* [Goal of the exercise]:
Read through the data and count the lines that contain the string "panel"; give only the result.

▬▬▬▬▬▬▬▬▬▬

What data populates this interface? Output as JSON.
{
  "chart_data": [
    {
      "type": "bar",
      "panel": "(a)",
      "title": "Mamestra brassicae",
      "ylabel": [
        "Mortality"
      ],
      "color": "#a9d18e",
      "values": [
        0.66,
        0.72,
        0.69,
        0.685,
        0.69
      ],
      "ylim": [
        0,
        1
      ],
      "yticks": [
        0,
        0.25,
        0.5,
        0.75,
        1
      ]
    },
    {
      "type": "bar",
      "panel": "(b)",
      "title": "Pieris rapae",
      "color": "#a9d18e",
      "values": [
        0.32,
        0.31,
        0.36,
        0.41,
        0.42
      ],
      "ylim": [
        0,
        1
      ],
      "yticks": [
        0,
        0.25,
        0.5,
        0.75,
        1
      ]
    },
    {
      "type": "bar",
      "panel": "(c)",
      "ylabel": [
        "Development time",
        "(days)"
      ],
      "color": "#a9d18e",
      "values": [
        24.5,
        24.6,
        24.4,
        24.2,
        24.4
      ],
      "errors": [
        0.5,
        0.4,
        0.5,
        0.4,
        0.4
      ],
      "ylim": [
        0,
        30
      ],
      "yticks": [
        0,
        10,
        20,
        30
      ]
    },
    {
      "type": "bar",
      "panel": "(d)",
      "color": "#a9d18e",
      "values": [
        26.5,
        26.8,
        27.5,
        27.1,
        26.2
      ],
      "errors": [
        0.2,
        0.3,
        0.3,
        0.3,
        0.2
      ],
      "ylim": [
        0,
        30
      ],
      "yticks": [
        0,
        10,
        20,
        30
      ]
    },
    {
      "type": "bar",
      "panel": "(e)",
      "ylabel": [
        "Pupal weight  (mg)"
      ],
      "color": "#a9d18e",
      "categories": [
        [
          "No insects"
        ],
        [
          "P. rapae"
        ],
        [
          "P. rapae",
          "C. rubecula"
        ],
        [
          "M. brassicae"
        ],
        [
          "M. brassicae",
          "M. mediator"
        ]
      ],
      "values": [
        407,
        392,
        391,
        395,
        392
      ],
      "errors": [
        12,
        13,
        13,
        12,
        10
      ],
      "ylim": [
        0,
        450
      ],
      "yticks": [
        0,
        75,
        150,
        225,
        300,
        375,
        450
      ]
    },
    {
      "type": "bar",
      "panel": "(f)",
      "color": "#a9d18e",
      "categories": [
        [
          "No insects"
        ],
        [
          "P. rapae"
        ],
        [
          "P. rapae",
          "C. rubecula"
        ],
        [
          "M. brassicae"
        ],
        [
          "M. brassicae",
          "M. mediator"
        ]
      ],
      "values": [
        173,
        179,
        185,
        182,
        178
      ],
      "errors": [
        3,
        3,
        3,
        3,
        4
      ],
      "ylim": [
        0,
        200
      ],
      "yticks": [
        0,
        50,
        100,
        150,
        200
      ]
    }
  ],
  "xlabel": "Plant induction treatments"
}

▬▬▬▬▬▬▬▬▬▬

* [Exercise solution]:
6